Some records:

════════

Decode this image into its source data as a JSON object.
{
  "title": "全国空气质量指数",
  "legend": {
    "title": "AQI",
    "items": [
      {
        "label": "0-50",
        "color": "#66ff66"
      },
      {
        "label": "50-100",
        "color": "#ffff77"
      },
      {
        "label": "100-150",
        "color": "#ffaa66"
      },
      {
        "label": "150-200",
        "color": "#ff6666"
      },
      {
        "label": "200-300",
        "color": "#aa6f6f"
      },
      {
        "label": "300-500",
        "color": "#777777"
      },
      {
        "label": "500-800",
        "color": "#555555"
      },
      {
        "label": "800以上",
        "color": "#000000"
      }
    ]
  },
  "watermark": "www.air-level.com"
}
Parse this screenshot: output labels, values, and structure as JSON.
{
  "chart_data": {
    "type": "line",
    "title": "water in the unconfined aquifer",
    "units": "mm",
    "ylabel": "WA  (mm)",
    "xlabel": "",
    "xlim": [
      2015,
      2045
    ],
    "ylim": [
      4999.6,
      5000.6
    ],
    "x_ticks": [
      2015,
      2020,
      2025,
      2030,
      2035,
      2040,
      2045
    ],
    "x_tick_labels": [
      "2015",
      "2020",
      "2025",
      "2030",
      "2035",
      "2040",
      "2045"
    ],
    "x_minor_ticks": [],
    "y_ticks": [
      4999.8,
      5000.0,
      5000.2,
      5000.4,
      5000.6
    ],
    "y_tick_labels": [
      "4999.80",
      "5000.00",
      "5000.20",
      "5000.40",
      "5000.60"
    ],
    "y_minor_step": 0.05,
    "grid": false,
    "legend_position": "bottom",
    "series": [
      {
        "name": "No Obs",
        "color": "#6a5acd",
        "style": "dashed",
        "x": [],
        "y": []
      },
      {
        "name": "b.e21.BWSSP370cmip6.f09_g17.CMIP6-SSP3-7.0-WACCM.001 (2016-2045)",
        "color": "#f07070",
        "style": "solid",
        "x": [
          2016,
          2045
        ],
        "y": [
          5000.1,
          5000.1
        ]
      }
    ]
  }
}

════════

§ **YOUR OBJECTIVE**
Of all the lines above, how many contain the word "title"? Answer with only the number.

§ **SOLVED EXERCISE**
3